** GIVEN PROBLEM **
Return all the entries exactly, keeping pictures out.

** EXTRACTED INFORMATION **

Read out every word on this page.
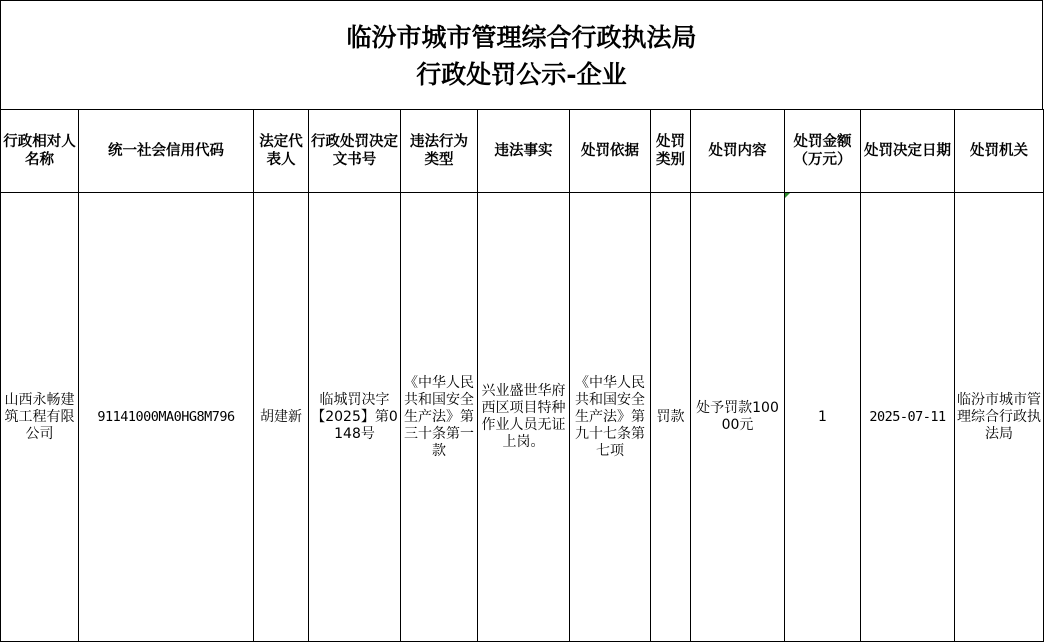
临汾市城市管理综合行政执法局
行政处罚公示-企业
行政相对人名称	统一社会信用代码	法定代表人	行政处罚决定文书号	违法行为类型	违法事实	处罚依据	处罚类别	处罚内容	处罚金额（万元）	处罚决定日期	处罚机关
山西永畅建筑工程有限公司	91141000MA0HG8M796	胡建新	临城罚决字【2025】第0148号	《中华人民共和国安全生产法》第三十条第一款	兴业盛世华府西区项目特种作业人员无证上岗。	《中华人民共和国安全生产法》第九十七条第七项	罚款	处予罚款10000元	1	2025-07-11	临汾市城市管理综合行政执法局
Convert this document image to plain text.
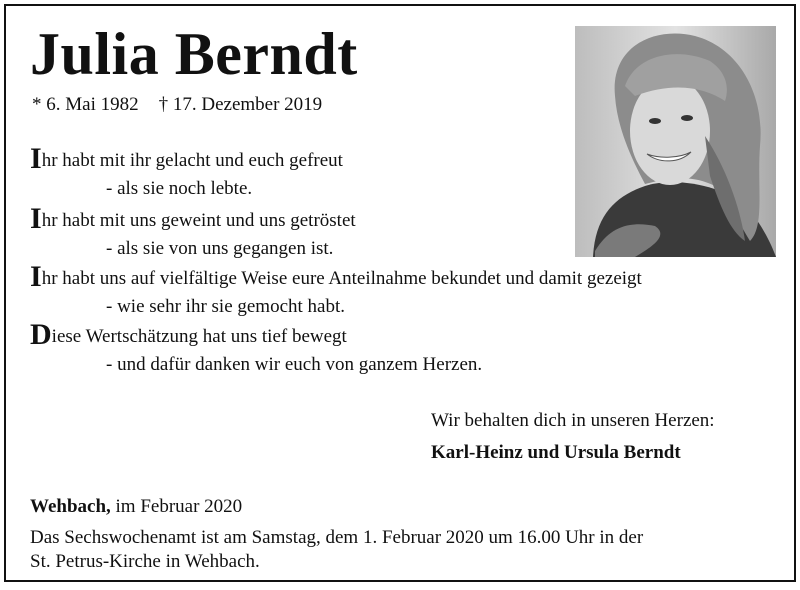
Julia Berndt
* 6. Mai 1982 † 17. Dezember 2019
Ihr habt mit ihr gelacht und euch gefreut
- als sie noch lebte.
Ihr habt mit uns geweint und uns getröstet
- als sie von uns gegangen ist.
Ihr habt uns auf vielfältige Weise eure Anteilnahme bekundet und damit gezeigt
- wie sehr ihr sie gemocht habt.
Diese Wertschätzung hat uns tief bewegt
- und dafür danken wir euch von ganzem Herzen.
Wir behalten dich in unseren Herzen:
Karl-Heinz und Ursula Berndt
Wehbach, im Februar 2020
Das Sechswochenamt ist am Samstag, dem 1. Februar 2020 um 16.00 Uhr in der
St. Petrus-Kirche in Wehbach.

** EXERCISE RESULT **
Read out every word on this page.
临汾市城市管理综合行政执法局
行政处罚公示-企业
行政相对人名称	统一社会信用代码	法定代表人	行政处罚决定文书号	违法行为类型	违法事实	处罚依据	处罚类别	处罚内容	处罚金额（万元）	处罚决定日期	处罚机关
山西永畅建筑工程有限公司	91141000MA0HG8M796	胡建新	临城罚决字【2025】第0148号	《中华人民共和国安全生产法》第三十条第一款	兴业盛世华府西区项目特种作业人员无证上岗。	《中华人民共和国安全生产法》第九十七条第七项	罚款	处予罚款10000元	1	2025-07-11	临汾市城市管理综合行政执法局
Convert this document image to plain text.
Julia Berndt
* 6. Mai 1982 † 17. Dezember 2019
Ihr habt mit ihr gelacht und euch gefreut
- als sie noch lebte.
Ihr habt mit uns geweint und uns getröstet
- als sie von uns gegangen ist.
Ihr habt uns auf vielfältige Weise eure Anteilnahme bekundet und damit gezeigt
- wie sehr ihr sie gemocht habt.
Diese Wertschätzung hat uns tief bewegt
- und dafür danken wir euch von ganzem Herzen.
Wir behalten dich in unseren Herzen:
Karl-Heinz und Ursula Berndt
Wehbach, im Februar 2020
Das Sechswochenamt ist am Samstag, dem 1. Februar 2020 um 16.00 Uhr in der
St. Petrus-Kirche in Wehbach.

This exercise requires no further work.